━━ Material shown ━━

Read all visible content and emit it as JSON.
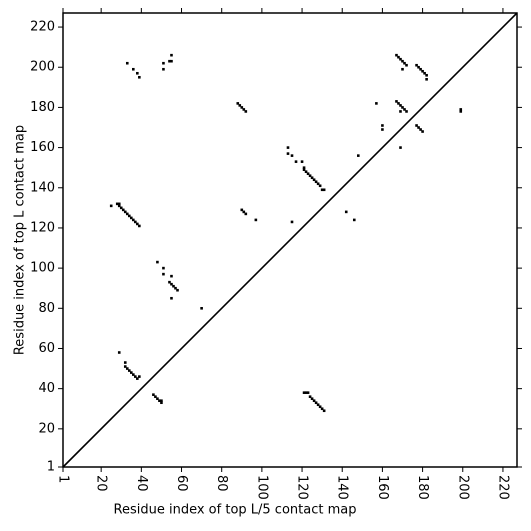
{
  "chart_data": {
    "type": "scatter",
    "xlabel": "Residue index of top L/5 contact map",
    "ylabel": "Residue index of top L contact map",
    "xlim": [
      1,
      227
    ],
    "ylim": [
      1,
      227
    ],
    "xticks": [
      1,
      20,
      40,
      60,
      80,
      100,
      120,
      140,
      160,
      180,
      200,
      220
    ],
    "yticks": [
      1,
      20,
      40,
      60,
      80,
      100,
      120,
      140,
      160,
      180,
      200,
      220
    ],
    "color": "#000000",
    "x": [
      25,
      28,
      29,
      30,
      31,
      32,
      33,
      34,
      35,
      36,
      37,
      38,
      39,
      29,
      33,
      36,
      38,
      39,
      51,
      51,
      54,
      55,
      55,
      48,
      51,
      51,
      55,
      54,
      55,
      56,
      57,
      58,
      55,
      70,
      29,
      32,
      32,
      33,
      34,
      35,
      36,
      37,
      38,
      39,
      46,
      47,
      48,
      49,
      50,
      50,
      88,
      89,
      90,
      91,
      92,
      90,
      91,
      92,
      97,
      113,
      113,
      115,
      117,
      120,
      121,
      121,
      122,
      123,
      124,
      125,
      126,
      127,
      128,
      129,
      130,
      131,
      115,
      121,
      122,
      123,
      124,
      125,
      126,
      127,
      128,
      129,
      130,
      131,
      142,
      146,
      148,
      157,
      160,
      160,
      167,
      168,
      169,
      170,
      171,
      172,
      170,
      167,
      168,
      169,
      170,
      171,
      172,
      169,
      169,
      177,
      178,
      179,
      180,
      181,
      182,
      182,
      177,
      178,
      179,
      180,
      199,
      199
    ],
    "y": [
      131,
      132,
      131,
      130,
      129,
      128,
      127,
      126,
      125,
      124,
      123,
      122,
      121,
      132,
      202,
      199,
      197,
      195,
      202,
      199,
      203,
      203,
      206,
      103,
      100,
      97,
      96,
      93,
      92,
      91,
      90,
      89,
      85,
      80,
      58,
      53,
      51,
      50,
      49,
      48,
      47,
      46,
      45,
      46,
      37,
      36,
      35,
      34,
      34,
      33,
      182,
      181,
      180,
      179,
      178,
      129,
      128,
      127,
      124,
      160,
      157,
      156,
      153,
      153,
      150,
      149,
      148,
      147,
      146,
      145,
      144,
      143,
      142,
      141,
      139,
      139,
      123,
      38,
      38,
      38,
      36,
      35,
      34,
      33,
      32,
      31,
      30,
      29,
      128,
      124,
      156,
      182,
      171,
      169,
      206,
      205,
      204,
      203,
      202,
      201,
      199,
      183,
      182,
      181,
      180,
      179,
      178,
      178,
      160,
      201,
      200,
      199,
      198,
      197,
      196,
      194,
      171,
      170,
      169,
      168,
      179,
      178
    ]
  }
}
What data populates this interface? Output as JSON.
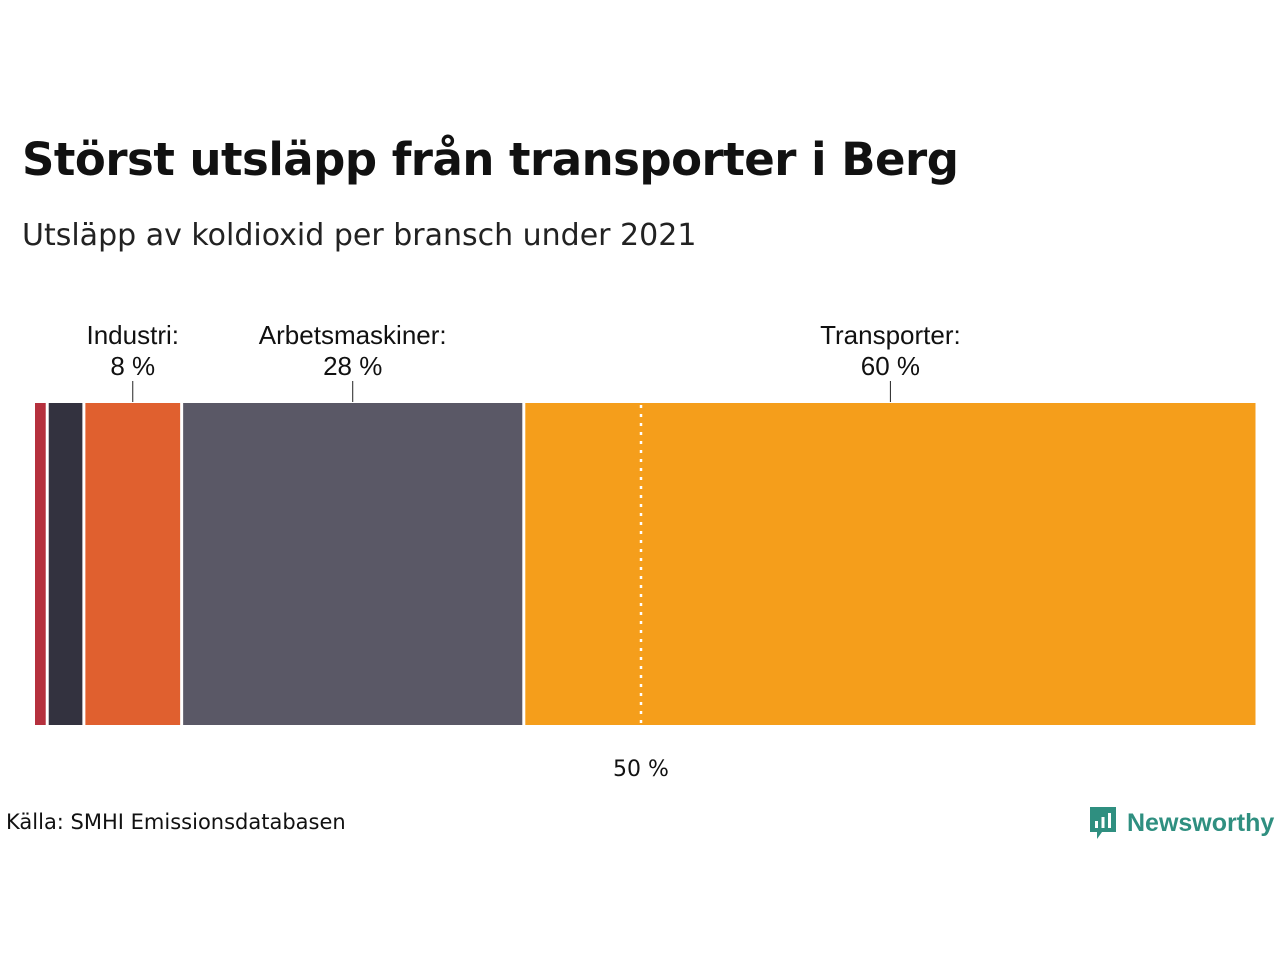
{
  "header": {
    "title": "Störst utsläpp från transporter i Berg",
    "subtitle": "Utsläpp av koldioxid per bransch under 2021"
  },
  "footer": {
    "source": "Källa: SMHI Emissionsdatabasen",
    "brand": "Newsworthy"
  },
  "chart_data": {
    "type": "bar",
    "orientation": "horizontal-stacked-100",
    "title": "Störst utsläpp från transporter i Berg",
    "subtitle": "Utsläpp av koldioxid per bransch under 2021",
    "unit": "%",
    "xlim": [
      0,
      100
    ],
    "series": [
      {
        "value": 1,
        "color": "#b5303d"
      },
      {
        "value": 3,
        "color": "#33323f"
      },
      {
        "name": "Industri",
        "label": "Industri:",
        "value_label": "8 %",
        "value": 8,
        "color": "#e0602f"
      },
      {
        "name": "Arbetsmaskiner",
        "label": "Arbetsmaskiner:",
        "value_label": "28 %",
        "value": 28,
        "color": "#5a5866"
      },
      {
        "name": "Transporter",
        "label": "Transporter:",
        "value_label": "60 %",
        "value": 60,
        "color": "#f59e1b"
      }
    ],
    "reference_line": {
      "value": 50,
      "label": "50 %",
      "style": "dotted",
      "color": "#ffffff"
    },
    "grid": false,
    "legend": "labels above segments"
  }
}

━━━

What is expected: Count the lines of the material that include the word "index", then report only the total.

Response to this task: 2